**WHAT IS BEING ASKED:**
Return every record verbatim.
* Start MATERIALS PROVIDED *
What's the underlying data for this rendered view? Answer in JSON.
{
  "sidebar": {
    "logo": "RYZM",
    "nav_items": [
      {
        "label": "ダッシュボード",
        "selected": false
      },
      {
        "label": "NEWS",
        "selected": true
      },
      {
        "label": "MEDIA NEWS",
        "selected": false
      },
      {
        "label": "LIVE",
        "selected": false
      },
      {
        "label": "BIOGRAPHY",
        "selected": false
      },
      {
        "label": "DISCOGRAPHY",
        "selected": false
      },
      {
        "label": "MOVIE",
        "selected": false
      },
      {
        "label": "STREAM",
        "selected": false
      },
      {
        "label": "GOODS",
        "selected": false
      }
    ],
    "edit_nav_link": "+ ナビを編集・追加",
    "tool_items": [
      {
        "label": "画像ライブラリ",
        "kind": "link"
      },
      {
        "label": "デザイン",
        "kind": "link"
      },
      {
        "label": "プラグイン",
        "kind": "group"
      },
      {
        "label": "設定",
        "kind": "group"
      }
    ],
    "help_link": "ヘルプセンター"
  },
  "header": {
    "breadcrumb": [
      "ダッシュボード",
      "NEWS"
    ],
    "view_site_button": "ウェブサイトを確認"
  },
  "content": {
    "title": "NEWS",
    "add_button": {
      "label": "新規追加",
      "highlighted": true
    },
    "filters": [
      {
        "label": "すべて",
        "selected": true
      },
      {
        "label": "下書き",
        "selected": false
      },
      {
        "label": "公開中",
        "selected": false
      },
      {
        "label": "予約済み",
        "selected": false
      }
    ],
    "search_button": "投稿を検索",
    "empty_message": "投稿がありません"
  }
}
* End MATERIALS PROVIDED *
**FINISHED EXERCISE:**
What's the underlying data for this rendered view? Answer in JSON.
{
  "sidebar": {
    "logo": "RYZM",
    "nav_items": [
      {
        "label": "ダッシュボード",
        "selected": false
      },
      {
        "label": "NEWS",
        "selected": true
      },
      {
        "label": "MEDIA NEWS",
        "selected": false
      },
      {
        "label": "LIVE",
        "selected": false
      },
      {
        "label": "BIOGRAPHY",
        "selected": false
      },
      {
        "label": "DISCOGRAPHY",
        "selected": false
      },
      {
        "label": "MOVIE",
        "selected": false
      },
      {
        "label": "STREAM",
        "selected": false
      },
      {
        "label": "GOODS",
        "selected": false
      }
    ],
    "edit_nav_link": "+ ナビを編集・追加",
    "tool_items": [
      {
        "label": "画像ライブラリ",
        "kind": "link"
      },
      {
        "label": "デザイン",
        "kind": "link"
      },
      {
        "label": "プラグイン",
        "kind": "group"
      },
      {
        "label": "設定",
        "kind": "group"
      }
    ],
    "help_link": "ヘルプセンター"
  },
  "header": {
    "breadcrumb": [
      "ダッシュボード",
      "NEWS"
    ],
    "view_site_button": "ウェブサイトを確認"
  },
  "content": {
    "title": "NEWS",
    "add_button": {
      "label": "新規追加",
      "highlighted": true
    },
    "filters": [
      {
        "label": "すべて",
        "selected": true
      },
      {
        "label": "下書き",
        "selected": false
      },
      {
        "label": "公開中",
        "selected": false
      },
      {
        "label": "予約済み",
        "selected": false
      }
    ],
    "search_button": "投稿を検索",
    "empty_message": "投稿がありません"
  }
}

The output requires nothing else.